■ THE REQUEST ■
Copy the lines verbatim, beginning with the line that contains "Transcribe the text in this document." and continuing through the end of the data, and only those lines.

Data records

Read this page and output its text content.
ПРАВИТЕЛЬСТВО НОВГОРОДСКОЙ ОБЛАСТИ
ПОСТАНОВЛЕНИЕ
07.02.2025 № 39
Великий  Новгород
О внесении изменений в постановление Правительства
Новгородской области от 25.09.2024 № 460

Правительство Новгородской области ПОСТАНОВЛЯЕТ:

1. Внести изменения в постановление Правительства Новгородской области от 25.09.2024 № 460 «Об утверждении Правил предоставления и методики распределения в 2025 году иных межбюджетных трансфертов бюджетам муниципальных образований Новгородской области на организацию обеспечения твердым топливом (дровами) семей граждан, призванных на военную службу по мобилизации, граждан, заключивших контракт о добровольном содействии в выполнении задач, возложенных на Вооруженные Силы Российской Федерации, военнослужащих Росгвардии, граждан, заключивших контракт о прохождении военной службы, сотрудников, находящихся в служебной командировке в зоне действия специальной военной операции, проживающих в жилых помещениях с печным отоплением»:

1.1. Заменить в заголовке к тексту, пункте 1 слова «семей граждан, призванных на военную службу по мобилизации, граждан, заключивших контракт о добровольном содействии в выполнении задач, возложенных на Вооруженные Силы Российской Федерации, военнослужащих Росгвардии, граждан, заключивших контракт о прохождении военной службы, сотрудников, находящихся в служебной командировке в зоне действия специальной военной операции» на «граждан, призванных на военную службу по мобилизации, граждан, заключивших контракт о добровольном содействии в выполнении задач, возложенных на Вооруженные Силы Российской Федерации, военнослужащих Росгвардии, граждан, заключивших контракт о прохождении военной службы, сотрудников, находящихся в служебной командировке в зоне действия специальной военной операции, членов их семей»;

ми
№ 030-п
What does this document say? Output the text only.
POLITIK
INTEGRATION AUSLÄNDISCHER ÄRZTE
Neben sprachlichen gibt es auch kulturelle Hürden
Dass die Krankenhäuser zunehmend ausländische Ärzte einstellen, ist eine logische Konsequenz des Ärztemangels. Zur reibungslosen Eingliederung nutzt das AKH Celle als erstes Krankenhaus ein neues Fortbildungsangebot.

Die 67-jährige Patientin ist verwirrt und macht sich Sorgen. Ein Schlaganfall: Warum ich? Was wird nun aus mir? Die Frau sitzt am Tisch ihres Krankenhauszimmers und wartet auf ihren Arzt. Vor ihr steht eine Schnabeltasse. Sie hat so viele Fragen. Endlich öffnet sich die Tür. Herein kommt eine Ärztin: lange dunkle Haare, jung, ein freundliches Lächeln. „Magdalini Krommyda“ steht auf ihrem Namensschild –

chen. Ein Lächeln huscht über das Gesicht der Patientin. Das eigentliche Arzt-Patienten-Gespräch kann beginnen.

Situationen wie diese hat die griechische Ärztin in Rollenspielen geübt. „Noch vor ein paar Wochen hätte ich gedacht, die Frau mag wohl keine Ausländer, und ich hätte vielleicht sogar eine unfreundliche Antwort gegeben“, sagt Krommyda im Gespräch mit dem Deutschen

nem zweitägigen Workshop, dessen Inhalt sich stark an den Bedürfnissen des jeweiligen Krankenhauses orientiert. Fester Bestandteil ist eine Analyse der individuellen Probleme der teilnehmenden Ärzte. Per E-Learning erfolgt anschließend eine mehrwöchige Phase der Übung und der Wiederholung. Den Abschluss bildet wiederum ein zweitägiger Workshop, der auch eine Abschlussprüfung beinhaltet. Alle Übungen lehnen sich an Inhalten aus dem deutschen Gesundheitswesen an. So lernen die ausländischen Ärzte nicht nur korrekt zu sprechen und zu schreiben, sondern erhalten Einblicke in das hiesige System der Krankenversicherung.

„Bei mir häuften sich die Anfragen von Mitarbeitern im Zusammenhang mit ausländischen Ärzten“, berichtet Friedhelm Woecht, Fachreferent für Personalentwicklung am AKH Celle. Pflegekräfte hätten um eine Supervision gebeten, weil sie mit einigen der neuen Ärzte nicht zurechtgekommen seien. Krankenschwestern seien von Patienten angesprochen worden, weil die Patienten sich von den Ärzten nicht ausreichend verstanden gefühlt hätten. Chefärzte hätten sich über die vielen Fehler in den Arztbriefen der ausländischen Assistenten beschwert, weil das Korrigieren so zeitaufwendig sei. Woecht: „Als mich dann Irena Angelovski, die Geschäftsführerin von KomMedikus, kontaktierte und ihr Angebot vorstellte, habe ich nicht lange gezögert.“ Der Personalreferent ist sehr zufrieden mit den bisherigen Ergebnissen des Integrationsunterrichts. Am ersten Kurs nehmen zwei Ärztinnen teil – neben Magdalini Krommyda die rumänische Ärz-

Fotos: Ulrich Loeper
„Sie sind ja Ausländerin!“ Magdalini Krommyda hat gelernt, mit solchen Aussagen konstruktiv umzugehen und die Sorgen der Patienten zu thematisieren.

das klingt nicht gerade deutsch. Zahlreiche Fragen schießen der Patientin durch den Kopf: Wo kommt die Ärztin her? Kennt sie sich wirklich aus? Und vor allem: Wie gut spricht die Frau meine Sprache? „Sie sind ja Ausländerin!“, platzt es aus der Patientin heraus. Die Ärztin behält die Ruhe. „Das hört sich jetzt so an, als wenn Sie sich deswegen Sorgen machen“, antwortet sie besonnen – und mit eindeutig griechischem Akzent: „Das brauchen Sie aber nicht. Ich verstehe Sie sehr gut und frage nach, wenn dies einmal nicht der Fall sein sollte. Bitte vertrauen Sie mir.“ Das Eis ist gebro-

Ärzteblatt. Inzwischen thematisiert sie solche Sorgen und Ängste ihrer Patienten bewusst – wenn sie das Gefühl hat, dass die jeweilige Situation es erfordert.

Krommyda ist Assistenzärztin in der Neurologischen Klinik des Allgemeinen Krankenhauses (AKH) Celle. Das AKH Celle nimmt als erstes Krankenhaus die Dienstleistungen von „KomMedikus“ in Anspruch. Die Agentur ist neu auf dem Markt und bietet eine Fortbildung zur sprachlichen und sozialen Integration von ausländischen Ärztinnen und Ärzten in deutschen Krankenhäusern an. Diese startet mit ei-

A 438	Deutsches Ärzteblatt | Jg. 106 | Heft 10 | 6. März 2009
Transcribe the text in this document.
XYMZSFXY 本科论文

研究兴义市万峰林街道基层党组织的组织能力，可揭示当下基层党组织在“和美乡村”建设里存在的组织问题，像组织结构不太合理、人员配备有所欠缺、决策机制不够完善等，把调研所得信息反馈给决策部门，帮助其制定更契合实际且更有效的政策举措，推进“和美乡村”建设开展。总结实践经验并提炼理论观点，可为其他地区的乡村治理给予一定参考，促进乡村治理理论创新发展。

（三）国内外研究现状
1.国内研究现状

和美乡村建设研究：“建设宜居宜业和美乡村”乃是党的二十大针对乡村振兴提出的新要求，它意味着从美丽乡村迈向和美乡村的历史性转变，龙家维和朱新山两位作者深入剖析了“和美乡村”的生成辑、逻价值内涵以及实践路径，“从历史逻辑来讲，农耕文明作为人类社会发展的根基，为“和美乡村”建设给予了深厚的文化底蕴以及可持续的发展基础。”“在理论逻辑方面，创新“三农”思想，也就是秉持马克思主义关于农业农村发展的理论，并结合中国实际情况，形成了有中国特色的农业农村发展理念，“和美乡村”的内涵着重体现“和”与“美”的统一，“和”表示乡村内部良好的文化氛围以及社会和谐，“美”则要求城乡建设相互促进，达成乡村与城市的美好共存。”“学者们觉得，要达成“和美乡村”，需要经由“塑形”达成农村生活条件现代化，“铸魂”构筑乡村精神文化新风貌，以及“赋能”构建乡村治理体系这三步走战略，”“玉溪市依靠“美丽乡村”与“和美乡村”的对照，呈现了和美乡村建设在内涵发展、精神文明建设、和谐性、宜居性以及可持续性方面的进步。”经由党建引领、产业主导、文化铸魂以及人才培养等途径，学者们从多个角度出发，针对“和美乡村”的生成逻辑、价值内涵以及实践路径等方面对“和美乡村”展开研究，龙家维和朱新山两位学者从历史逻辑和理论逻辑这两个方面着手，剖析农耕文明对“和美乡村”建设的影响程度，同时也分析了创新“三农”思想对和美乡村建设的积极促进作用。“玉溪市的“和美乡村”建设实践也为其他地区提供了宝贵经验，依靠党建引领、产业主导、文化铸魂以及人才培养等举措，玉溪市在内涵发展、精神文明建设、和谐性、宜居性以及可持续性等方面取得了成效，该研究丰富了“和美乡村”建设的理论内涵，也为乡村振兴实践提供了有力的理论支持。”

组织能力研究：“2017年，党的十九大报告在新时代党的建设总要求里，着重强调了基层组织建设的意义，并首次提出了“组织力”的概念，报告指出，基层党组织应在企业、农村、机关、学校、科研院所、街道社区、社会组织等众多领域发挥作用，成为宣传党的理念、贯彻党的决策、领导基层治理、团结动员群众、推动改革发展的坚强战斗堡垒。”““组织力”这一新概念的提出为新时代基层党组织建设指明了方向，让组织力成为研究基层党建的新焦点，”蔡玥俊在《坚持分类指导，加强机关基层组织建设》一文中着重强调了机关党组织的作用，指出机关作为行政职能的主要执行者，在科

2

■ FINAL RESULT ■
Transcribe the text in this document.
XYMZSFXY 本科论文

研究兴义市万峰林街道基层党组织的组织能力，可揭示当下基层党组织在“和美乡村”建设里存在的组织问题，像组织结构不太合理、人员配备有所欠缺、决策机制不够完善等，把调研所得信息反馈给决策部门，帮助其制定更契合实际且更有效的政策举措，推进“和美乡村”建设开展。总结实践经验并提炼理论观点，可为其他地区的乡村治理给予一定参考，促进乡村治理理论创新发展。

（三）国内外研究现状
1.国内研究现状

和美乡村建设研究：“建设宜居宜业和美乡村”乃是党的二十大针对乡村振兴提出的新要求，它意味着从美丽乡村迈向和美乡村的历史性转变，龙家维和朱新山两位作者深入剖析了“和美乡村”的生成辑、逻价值内涵以及实践路径，“从历史逻辑来讲，农耕文明作为人类社会发展的根基，为“和美乡村”建设给予了深厚的文化底蕴以及可持续的发展基础。”“在理论逻辑方面，创新“三农”思想，也就是秉持马克思主义关于农业农村发展的理论，并结合中国实际情况，形成了有中国特色的农业农村发展理念，“和美乡村”的内涵着重体现“和”与“美”的统一，“和”表示乡村内部良好的文化氛围以及社会和谐，“美”则要求城乡建设相互促进，达成乡村与城市的美好共存。”“学者们觉得，要达成“和美乡村”，需要经由“塑形”达成农村生活条件现代化，“铸魂”构筑乡村精神文化新风貌，以及“赋能”构建乡村治理体系这三步走战略，”“玉溪市依靠“美丽乡村”与“和美乡村”的对照，呈现了和美乡村建设在内涵发展、精神文明建设、和谐性、宜居性以及可持续性方面的进步。”经由党建引领、产业主导、文化铸魂以及人才培养等途径，学者们从多个角度出发，针对“和美乡村”的生成逻辑、价值内涵以及实践路径等方面对“和美乡村”展开研究，龙家维和朱新山两位学者从历史逻辑和理论逻辑这两个方面着手，剖析农耕文明对“和美乡村”建设的影响程度，同时也分析了创新“三农”思想对和美乡村建设的积极促进作用。“玉溪市的“和美乡村”建设实践也为其他地区提供了宝贵经验，依靠党建引领、产业主导、文化铸魂以及人才培养等举措，玉溪市在内涵发展、精神文明建设、和谐性、宜居性以及可持续性等方面取得了成效，该研究丰富了“和美乡村”建设的理论内涵，也为乡村振兴实践提供了有力的理论支持。”

组织能力研究：“2017年，党的十九大报告在新时代党的建设总要求里，着重强调了基层组织建设的意义，并首次提出了“组织力”的概念，报告指出，基层党组织应在企业、农村、机关、学校、科研院所、街道社区、社会组织等众多领域发挥作用，成为宣传党的理念、贯彻党的决策、领导基层治理、团结动员群众、推动改革发展的坚强战斗堡垒。”““组织力”这一新概念的提出为新时代基层党组织建设指明了方向，让组织力成为研究基层党建的新焦点，”蔡玥俊在《坚持分类指导，加强机关基层组织建设》一文中着重强调了机关党组织的作用，指出机关作为行政职能的主要执行者，在科

2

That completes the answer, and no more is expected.